Set exercise: Copy each line below that contains "page".

Records to process:
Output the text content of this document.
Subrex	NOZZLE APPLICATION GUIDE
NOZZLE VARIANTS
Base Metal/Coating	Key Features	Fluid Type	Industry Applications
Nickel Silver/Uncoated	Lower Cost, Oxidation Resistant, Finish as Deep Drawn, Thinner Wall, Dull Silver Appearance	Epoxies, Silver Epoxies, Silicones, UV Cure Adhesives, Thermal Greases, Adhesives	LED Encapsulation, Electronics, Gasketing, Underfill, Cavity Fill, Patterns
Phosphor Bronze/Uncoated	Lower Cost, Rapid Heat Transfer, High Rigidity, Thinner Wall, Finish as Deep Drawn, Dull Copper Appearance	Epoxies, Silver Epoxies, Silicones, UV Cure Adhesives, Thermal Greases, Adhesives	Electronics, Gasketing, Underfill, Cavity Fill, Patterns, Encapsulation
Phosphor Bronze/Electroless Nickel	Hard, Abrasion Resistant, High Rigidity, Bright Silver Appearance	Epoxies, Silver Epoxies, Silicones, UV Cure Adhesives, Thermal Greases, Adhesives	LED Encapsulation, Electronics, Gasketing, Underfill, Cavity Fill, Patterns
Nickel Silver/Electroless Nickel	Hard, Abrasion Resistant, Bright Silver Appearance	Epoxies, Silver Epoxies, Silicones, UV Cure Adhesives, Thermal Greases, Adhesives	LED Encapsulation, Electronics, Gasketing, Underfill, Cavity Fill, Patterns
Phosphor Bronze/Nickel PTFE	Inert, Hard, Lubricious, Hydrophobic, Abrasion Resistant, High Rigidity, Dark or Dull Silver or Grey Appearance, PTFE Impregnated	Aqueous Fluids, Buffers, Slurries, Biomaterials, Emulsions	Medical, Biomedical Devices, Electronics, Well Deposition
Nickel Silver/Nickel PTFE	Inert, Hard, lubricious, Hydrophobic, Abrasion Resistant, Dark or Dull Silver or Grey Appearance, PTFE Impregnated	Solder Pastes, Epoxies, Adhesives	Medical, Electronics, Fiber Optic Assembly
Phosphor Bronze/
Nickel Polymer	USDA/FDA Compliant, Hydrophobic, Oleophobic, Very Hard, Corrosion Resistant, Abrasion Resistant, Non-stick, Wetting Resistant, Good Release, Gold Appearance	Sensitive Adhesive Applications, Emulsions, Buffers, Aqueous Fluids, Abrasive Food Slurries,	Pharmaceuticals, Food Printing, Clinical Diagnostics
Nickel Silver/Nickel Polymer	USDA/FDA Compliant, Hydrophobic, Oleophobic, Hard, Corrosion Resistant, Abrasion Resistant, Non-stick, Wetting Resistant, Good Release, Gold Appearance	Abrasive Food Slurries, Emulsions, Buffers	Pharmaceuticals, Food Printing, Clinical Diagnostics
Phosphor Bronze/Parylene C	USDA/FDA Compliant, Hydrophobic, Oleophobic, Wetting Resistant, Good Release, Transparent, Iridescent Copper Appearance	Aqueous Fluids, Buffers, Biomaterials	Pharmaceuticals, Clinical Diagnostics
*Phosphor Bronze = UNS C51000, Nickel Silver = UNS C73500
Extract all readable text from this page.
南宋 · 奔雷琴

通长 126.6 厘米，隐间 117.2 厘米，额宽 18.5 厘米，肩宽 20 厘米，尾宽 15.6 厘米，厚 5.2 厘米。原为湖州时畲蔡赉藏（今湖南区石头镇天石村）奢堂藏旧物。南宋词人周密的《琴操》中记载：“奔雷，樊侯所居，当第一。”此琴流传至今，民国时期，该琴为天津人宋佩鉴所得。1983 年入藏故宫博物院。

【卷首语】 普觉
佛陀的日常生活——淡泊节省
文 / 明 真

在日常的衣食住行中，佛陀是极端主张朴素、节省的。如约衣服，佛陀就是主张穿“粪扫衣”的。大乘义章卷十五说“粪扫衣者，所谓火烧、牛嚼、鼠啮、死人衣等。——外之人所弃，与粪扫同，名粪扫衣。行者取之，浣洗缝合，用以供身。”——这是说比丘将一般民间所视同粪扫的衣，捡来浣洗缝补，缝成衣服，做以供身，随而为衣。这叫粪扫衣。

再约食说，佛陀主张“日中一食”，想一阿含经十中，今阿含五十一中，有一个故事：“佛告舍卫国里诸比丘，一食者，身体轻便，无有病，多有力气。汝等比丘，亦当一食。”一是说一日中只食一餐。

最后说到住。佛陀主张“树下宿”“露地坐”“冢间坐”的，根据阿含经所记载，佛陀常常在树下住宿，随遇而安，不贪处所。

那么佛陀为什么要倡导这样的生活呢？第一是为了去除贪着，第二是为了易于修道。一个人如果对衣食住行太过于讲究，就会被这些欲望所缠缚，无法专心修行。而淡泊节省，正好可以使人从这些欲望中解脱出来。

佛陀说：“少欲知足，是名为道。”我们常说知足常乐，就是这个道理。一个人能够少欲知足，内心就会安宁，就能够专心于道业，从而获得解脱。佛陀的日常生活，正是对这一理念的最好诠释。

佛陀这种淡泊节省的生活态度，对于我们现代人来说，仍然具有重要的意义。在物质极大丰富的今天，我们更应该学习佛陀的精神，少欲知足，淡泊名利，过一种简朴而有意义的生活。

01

==

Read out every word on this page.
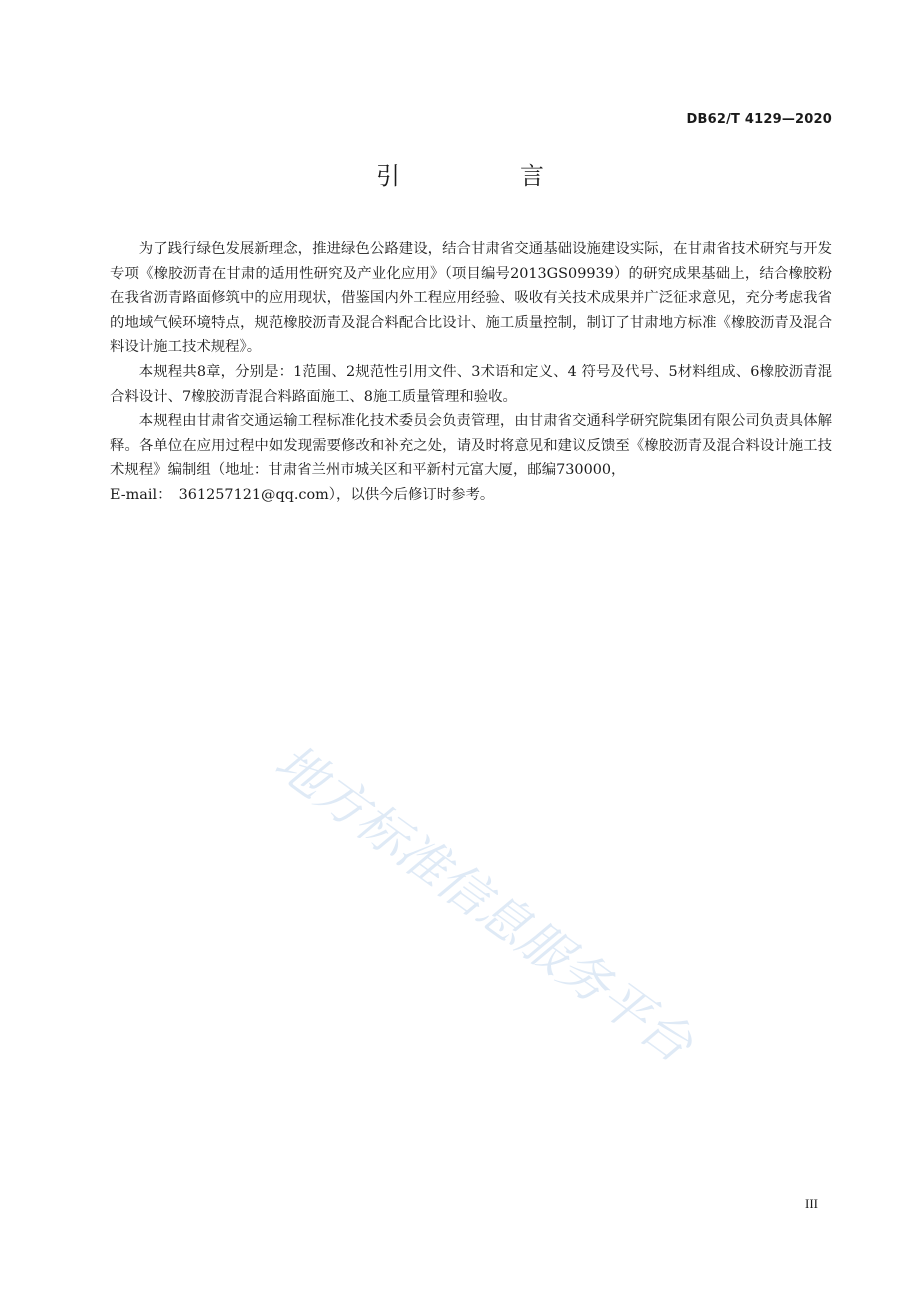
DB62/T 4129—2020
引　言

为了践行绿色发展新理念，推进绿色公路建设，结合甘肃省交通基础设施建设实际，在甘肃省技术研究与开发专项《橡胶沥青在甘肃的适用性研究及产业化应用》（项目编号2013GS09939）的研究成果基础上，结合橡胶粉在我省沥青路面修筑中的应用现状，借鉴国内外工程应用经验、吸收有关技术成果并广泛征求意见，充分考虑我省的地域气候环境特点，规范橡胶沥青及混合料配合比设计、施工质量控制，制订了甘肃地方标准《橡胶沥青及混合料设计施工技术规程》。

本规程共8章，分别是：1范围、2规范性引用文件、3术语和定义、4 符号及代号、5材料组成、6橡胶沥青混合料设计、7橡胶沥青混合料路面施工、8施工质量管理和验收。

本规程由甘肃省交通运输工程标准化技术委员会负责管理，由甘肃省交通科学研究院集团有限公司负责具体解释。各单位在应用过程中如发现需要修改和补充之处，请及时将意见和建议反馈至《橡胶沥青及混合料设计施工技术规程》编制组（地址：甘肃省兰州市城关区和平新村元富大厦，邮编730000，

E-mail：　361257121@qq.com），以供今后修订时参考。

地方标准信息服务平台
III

Problem solution:
Extract all readable text from this page.
Read out every word on this page.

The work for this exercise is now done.